## Aim of the task
Copy the data below exactly.

## Dataset records
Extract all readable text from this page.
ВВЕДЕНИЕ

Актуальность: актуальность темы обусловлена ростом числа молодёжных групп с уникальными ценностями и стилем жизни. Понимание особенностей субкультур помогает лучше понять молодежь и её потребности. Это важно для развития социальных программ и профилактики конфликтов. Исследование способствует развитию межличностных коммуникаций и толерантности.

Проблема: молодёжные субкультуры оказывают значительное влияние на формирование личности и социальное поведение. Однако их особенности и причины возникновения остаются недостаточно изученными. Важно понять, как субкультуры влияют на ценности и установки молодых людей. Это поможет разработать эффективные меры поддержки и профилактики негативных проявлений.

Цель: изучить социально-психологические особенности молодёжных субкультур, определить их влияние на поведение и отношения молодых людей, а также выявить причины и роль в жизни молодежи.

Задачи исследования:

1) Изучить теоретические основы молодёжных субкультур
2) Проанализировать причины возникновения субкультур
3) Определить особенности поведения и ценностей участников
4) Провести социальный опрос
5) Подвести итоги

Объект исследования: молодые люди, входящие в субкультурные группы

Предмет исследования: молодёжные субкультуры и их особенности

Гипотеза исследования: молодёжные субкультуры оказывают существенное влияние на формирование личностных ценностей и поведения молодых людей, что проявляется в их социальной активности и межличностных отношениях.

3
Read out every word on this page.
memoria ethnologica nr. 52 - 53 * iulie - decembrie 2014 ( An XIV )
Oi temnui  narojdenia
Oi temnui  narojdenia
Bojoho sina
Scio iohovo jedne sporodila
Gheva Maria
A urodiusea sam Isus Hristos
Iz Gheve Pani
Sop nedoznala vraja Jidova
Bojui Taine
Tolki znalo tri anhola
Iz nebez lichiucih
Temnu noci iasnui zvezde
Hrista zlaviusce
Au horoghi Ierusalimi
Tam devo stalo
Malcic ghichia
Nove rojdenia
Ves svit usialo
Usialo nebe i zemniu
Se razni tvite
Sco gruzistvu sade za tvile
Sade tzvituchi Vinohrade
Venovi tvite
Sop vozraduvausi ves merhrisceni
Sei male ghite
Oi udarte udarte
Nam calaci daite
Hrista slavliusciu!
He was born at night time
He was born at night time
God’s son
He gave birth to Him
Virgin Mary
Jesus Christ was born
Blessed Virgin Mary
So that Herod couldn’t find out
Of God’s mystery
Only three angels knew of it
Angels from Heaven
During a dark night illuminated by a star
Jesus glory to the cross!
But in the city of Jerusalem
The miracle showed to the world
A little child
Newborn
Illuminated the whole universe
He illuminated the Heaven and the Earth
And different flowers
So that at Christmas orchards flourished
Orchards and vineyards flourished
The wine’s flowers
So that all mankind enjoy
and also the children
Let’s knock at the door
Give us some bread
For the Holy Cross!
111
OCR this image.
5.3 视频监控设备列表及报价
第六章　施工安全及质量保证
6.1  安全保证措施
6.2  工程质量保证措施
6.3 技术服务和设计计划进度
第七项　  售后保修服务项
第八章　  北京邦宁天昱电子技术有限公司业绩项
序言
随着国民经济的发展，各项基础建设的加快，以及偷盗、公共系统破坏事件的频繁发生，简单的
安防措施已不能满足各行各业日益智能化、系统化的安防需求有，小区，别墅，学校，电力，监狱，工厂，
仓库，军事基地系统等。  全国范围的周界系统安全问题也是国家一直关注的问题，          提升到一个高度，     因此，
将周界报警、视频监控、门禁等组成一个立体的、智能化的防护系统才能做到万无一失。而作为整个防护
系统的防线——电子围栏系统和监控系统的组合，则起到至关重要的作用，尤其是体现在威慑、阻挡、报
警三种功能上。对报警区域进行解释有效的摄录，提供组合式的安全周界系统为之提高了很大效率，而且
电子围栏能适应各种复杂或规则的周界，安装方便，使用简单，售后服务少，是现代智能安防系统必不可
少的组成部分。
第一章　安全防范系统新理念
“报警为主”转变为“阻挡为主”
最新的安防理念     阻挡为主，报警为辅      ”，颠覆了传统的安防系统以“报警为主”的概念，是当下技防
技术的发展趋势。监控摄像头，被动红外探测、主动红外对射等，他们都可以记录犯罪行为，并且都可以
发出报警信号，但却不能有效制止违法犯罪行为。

## Response for this exercise
Extract all readable text from this page.
ВВЕДЕНИЕ

Актуальность: актуальность темы обусловлена ростом числа молодёжных групп с уникальными ценностями и стилем жизни. Понимание особенностей субкультур помогает лучше понять молодежь и её потребности. Это важно для развития социальных программ и профилактики конфликтов. Исследование способствует развитию межличностных коммуникаций и толерантности.

Проблема: молодёжные субкультуры оказывают значительное влияние на формирование личности и социальное поведение. Однако их особенности и причины возникновения остаются недостаточно изученными. Важно понять, как субкультуры влияют на ценности и установки молодых людей. Это поможет разработать эффективные меры поддержки и профилактики негативных проявлений.

Цель: изучить социально-психологические особенности молодёжных субкультур, определить их влияние на поведение и отношения молодых людей, а также выявить причины и роль в жизни молодежи.

Задачи исследования:

1) Изучить теоретические основы молодёжных субкультур
2) Проанализировать причины возникновения субкультур
3) Определить особенности поведения и ценностей участников
4) Провести социальный опрос
5) Подвести итоги

Объект исследования: молодые люди, входящие в субкультурные группы

Предмет исследования: молодёжные субкультуры и их особенности

Гипотеза исследования: молодёжные субкультуры оказывают существенное влияние на формирование личностных ценностей и поведения молодых людей, что проявляется в их социальной активности и межличностных отношениях.

3
Read out every word on this page.
memoria ethnologica nr. 52 - 53 * iulie - decembrie 2014 ( An XIV )
Oi temnui  narojdenia
Oi temnui  narojdenia
Bojoho sina
Scio iohovo jedne sporodila
Gheva Maria
A urodiusea sam Isus Hristos
Iz Gheve Pani
Sop nedoznala vraja Jidova
Bojui Taine
Tolki znalo tri anhola
Iz nebez lichiucih
Temnu noci iasnui zvezde
Hrista zlaviusce
Au horoghi Ierusalimi
Tam devo stalo
Malcic ghichia
Nove rojdenia
Ves svit usialo
Usialo nebe i zemniu
Se razni tvite
Sco gruzistvu sade za tvile
Sade tzvituchi Vinohrade
Venovi tvite
Sop vozraduvausi ves merhrisceni
Sei male ghite
Oi udarte udarte
Nam calaci daite
Hrista slavliusciu!
He was born at night time
He was born at night time
God’s son
He gave birth to Him
Virgin Mary
Jesus Christ was born
Blessed Virgin Mary
So that Herod couldn’t find out
Of God’s mystery
Only three angels knew of it
Angels from Heaven
During a dark night illuminated by a star
Jesus glory to the cross!
But in the city of Jerusalem
The miracle showed to the world
A little child
Newborn
Illuminated the whole universe
He illuminated the Heaven and the Earth
And different flowers
So that at Christmas orchards flourished
Orchards and vineyards flourished
The wine’s flowers
So that all mankind enjoy
and also the children
Let’s knock at the door
Give us some bread
For the Holy Cross!
111
OCR this image.
5.3 视频监控设备列表及报价
第六章　施工安全及质量保证
6.1  安全保证措施
6.2  工程质量保证措施
6.3 技术服务和设计计划进度
第七项　  售后保修服务项
第八章　  北京邦宁天昱电子技术有限公司业绩项
序言
随着国民经济的发展，各项基础建设的加快，以及偷盗、公共系统破坏事件的频繁发生，简单的
安防措施已不能满足各行各业日益智能化、系统化的安防需求有，小区，别墅，学校，电力，监狱，工厂，
仓库，军事基地系统等。  全国范围的周界系统安全问题也是国家一直关注的问题，          提升到一个高度，     因此，
将周界报警、视频监控、门禁等组成一个立体的、智能化的防护系统才能做到万无一失。而作为整个防护
系统的防线——电子围栏系统和监控系统的组合，则起到至关重要的作用，尤其是体现在威慑、阻挡、报
警三种功能上。对报警区域进行解释有效的摄录，提供组合式的安全周界系统为之提高了很大效率，而且
电子围栏能适应各种复杂或规则的周界，安装方便，使用简单，售后服务少，是现代智能安防系统必不可
少的组成部分。
第一章　安全防范系统新理念
“报警为主”转变为“阻挡为主”
最新的安防理念     阻挡为主，报警为辅      ”，颠覆了传统的安防系统以“报警为主”的概念，是当下技防
技术的发展趋势。监控摄像头，被动红外探测、主动红外对射等，他们都可以记录犯罪行为，并且都可以
发出报警信号，但却不能有效制止违法犯罪行为。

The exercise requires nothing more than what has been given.